* RECORDS TO USE:
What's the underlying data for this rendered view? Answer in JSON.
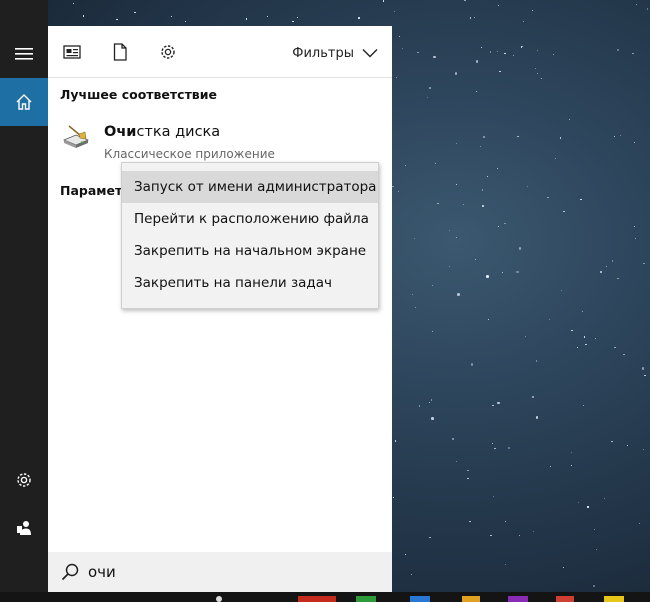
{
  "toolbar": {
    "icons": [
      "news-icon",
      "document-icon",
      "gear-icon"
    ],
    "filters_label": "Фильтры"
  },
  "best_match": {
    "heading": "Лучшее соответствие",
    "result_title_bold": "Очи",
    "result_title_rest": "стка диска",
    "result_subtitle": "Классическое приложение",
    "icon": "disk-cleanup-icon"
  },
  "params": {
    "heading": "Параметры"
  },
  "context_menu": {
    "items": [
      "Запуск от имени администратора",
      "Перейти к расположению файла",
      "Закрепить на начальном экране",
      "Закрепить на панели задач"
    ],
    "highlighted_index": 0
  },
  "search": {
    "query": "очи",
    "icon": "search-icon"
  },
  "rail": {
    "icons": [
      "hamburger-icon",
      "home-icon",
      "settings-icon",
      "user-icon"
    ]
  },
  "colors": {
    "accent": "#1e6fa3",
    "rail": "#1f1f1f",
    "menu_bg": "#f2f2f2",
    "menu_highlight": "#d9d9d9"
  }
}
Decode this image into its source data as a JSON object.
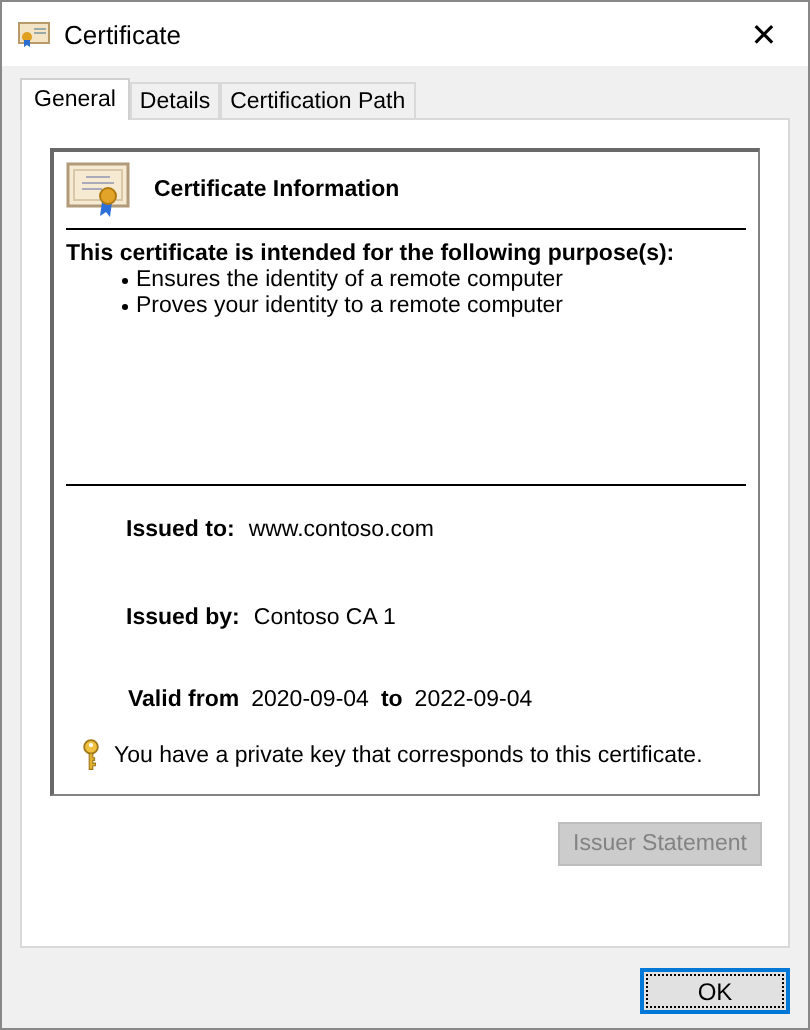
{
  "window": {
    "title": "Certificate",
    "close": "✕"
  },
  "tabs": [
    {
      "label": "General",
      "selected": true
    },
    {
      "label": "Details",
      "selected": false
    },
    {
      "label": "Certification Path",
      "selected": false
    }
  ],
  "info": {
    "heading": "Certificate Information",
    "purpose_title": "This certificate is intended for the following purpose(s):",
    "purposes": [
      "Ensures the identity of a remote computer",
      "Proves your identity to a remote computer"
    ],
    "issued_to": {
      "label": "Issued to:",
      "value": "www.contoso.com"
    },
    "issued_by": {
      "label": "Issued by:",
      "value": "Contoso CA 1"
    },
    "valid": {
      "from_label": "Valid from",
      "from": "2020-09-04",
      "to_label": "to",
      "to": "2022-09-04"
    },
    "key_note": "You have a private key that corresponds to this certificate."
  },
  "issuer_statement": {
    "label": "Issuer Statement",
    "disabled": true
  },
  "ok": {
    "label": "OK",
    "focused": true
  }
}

---

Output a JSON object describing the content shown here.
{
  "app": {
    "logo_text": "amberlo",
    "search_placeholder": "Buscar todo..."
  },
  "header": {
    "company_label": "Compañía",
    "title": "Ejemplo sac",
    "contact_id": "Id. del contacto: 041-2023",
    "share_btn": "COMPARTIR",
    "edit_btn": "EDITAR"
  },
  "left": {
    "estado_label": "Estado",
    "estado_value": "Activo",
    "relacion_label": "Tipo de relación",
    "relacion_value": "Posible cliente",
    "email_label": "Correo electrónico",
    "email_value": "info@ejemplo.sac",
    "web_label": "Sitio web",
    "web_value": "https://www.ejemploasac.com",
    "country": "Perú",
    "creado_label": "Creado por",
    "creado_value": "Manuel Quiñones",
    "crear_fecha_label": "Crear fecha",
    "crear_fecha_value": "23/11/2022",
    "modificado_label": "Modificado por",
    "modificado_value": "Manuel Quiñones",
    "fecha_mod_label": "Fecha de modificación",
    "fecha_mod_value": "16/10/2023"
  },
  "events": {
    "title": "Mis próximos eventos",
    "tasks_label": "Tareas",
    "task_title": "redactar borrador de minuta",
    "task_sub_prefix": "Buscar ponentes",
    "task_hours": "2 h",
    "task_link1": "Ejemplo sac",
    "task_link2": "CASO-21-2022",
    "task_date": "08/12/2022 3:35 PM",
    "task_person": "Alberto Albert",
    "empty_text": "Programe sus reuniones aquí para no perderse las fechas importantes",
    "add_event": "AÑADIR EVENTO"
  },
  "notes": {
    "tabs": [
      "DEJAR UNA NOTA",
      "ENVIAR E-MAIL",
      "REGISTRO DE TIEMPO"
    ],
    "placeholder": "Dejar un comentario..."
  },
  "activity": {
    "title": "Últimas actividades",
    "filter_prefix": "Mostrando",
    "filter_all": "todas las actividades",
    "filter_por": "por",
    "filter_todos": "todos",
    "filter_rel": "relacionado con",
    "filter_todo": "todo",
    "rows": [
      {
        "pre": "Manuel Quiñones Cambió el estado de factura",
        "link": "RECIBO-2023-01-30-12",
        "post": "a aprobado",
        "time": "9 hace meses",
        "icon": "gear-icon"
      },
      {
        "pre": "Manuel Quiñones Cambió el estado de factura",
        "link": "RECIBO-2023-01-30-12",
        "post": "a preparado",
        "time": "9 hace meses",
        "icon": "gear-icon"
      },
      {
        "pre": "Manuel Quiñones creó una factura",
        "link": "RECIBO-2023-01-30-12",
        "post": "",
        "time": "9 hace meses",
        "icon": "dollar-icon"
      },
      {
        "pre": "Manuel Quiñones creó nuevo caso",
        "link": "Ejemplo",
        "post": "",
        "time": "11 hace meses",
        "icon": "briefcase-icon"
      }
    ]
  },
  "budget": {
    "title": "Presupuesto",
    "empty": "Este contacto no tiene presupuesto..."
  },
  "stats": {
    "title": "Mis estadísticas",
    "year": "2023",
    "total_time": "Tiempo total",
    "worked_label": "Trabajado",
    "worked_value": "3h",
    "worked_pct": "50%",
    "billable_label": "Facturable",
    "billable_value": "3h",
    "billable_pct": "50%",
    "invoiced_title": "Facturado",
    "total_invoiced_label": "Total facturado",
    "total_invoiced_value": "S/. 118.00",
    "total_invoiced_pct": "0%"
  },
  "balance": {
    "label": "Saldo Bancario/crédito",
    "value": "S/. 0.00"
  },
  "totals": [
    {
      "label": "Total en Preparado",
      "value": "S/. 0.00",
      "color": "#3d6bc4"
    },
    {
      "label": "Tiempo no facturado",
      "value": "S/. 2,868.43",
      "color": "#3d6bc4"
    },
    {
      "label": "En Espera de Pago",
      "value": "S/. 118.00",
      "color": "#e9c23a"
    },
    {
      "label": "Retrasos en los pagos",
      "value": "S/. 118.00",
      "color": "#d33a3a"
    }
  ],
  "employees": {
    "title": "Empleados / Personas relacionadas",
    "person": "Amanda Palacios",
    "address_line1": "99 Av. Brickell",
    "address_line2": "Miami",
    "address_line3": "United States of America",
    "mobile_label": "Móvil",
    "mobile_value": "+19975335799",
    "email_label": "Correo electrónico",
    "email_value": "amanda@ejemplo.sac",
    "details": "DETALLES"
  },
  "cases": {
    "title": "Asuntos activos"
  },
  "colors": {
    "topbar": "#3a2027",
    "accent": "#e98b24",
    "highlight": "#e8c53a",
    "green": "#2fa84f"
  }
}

* WHAT YOU ARE ASKED TO DO:
Say, as a single number and nothing more, how many lines of the entries contain the word "Manuel".

* EXERCISE OUTPUT:
6